Data items:
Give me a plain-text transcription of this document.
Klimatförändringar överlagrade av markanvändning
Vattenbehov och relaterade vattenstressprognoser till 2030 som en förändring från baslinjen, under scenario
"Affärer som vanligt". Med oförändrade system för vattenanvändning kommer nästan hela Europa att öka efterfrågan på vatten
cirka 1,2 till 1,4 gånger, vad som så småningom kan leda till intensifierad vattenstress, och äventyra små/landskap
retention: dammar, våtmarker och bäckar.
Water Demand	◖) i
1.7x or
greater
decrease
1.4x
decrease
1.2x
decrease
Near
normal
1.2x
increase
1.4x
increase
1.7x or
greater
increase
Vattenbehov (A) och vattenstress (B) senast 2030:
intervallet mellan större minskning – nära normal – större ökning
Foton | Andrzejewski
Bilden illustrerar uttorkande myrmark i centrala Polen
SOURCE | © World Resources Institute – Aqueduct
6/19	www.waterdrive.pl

## Exercise task:
Every record above must be duplicated exactly.

## Expected answer:
Give me a plain-text transcription of this document.
Klimatförändringar överlagrade av markanvändning
Vattenbehov och relaterade vattenstressprognoser till 2030 som en förändring från baslinjen, under scenario
"Affärer som vanligt". Med oförändrade system för vattenanvändning kommer nästan hela Europa att öka efterfrågan på vatten
cirka 1,2 till 1,4 gånger, vad som så småningom kan leda till intensifierad vattenstress, och äventyra små/landskap
retention: dammar, våtmarker och bäckar.
Water Demand	◖) i
1.7x or
greater
decrease
1.4x
decrease
1.2x
decrease
Near
normal
1.2x
increase
1.4x
increase
1.7x or
greater
increase
Vattenbehov (A) och vattenstress (B) senast 2030:
intervallet mellan större minskning – nära normal – större ökning
Foton | Andrzejewski
Bilden illustrerar uttorkande myrmark i centrala Polen
SOURCE | © World Resources Institute – Aqueduct
6/19	www.waterdrive.pl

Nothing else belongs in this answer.